Return the complete listing that follows, with each line reproduced exactly.

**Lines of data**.

-- START --

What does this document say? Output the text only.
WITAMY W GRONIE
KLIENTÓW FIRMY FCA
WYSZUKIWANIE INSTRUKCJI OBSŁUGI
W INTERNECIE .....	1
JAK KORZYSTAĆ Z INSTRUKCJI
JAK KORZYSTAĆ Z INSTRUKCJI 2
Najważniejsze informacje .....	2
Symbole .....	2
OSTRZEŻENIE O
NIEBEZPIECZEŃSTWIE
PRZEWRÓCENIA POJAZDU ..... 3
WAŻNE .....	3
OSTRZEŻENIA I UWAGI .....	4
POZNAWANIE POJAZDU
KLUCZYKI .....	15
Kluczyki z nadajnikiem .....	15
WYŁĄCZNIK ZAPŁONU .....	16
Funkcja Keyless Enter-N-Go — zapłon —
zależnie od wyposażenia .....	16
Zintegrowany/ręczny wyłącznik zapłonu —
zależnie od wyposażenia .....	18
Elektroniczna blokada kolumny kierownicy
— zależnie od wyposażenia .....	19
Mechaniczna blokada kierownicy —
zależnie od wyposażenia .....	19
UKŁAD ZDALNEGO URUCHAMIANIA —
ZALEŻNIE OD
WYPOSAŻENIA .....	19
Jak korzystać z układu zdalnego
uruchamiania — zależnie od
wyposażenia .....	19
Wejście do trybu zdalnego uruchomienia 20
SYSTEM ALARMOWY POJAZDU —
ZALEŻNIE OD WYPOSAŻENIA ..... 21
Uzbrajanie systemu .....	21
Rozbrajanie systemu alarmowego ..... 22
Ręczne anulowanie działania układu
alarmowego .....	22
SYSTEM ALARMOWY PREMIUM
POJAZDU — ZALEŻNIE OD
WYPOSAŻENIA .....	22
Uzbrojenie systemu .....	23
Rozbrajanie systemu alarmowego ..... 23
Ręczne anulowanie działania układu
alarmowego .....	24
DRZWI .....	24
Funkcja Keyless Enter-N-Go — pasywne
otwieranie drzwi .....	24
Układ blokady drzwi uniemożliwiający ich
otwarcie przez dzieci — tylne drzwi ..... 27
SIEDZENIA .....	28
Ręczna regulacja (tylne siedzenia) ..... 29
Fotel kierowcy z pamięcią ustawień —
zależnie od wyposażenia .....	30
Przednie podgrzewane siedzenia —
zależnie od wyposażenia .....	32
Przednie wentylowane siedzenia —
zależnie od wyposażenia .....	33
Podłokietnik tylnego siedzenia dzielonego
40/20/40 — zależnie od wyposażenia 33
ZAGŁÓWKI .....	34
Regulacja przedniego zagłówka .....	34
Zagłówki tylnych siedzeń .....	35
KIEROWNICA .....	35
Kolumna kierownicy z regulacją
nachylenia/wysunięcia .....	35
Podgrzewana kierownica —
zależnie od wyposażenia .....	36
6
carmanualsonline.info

-- END --

**TASK ANSWER**.
What does this document say? Output the text only.
WITAMY W GRONIE
KLIENTÓW FIRMY FCA
WYSZUKIWANIE INSTRUKCJI OBSŁUGI
W INTERNECIE .....	1
JAK KORZYSTAĆ Z INSTRUKCJI
JAK KORZYSTAĆ Z INSTRUKCJI 2
Najważniejsze informacje .....	2
Symbole .....	2
OSTRZEŻENIE O
NIEBEZPIECZEŃSTWIE
PRZEWRÓCENIA POJAZDU ..... 3
WAŻNE .....	3
OSTRZEŻENIA I UWAGI .....	4
POZNAWANIE POJAZDU
KLUCZYKI .....	15
Kluczyki z nadajnikiem .....	15
WYŁĄCZNIK ZAPŁONU .....	16
Funkcja Keyless Enter-N-Go — zapłon —
zależnie od wyposażenia .....	16
Zintegrowany/ręczny wyłącznik zapłonu —
zależnie od wyposażenia .....	18
Elektroniczna blokada kolumny kierownicy
— zależnie od wyposażenia .....	19
Mechaniczna blokada kierownicy —
zależnie od wyposażenia .....	19
UKŁAD ZDALNEGO URUCHAMIANIA —
ZALEŻNIE OD
WYPOSAŻENIA .....	19
Jak korzystać z układu zdalnego
uruchamiania — zależnie od
wyposażenia .....	19
Wejście do trybu zdalnego uruchomienia 20
SYSTEM ALARMOWY POJAZDU —
ZALEŻNIE OD WYPOSAŻENIA ..... 21
Uzbrajanie systemu .....	21
Rozbrajanie systemu alarmowego ..... 22
Ręczne anulowanie działania układu
alarmowego .....	22
SYSTEM ALARMOWY PREMIUM
POJAZDU — ZALEŻNIE OD
WYPOSAŻENIA .....	22
Uzbrojenie systemu .....	23
Rozbrajanie systemu alarmowego ..... 23
Ręczne anulowanie działania układu
alarmowego .....	24
DRZWI .....	24
Funkcja Keyless Enter-N-Go — pasywne
otwieranie drzwi .....	24
Układ blokady drzwi uniemożliwiający ich
otwarcie przez dzieci — tylne drzwi ..... 27
SIEDZENIA .....	28
Ręczna regulacja (tylne siedzenia) ..... 29
Fotel kierowcy z pamięcią ustawień —
zależnie od wyposażenia .....	30
Przednie podgrzewane siedzenia —
zależnie od wyposażenia .....	32
Przednie wentylowane siedzenia —
zależnie od wyposażenia .....	33
Podłokietnik tylnego siedzenia dzielonego
40/20/40 — zależnie od wyposażenia 33
ZAGŁÓWKI .....	34
Regulacja przedniego zagłówka .....	34
Zagłówki tylnych siedzeń .....	35
KIEROWNICA .....	35
Kolumna kierownicy z regulacją
nachylenia/wysunięcia .....	35
Podgrzewana kierownica —
zależnie od wyposażenia .....	36
6
carmanualsonline.info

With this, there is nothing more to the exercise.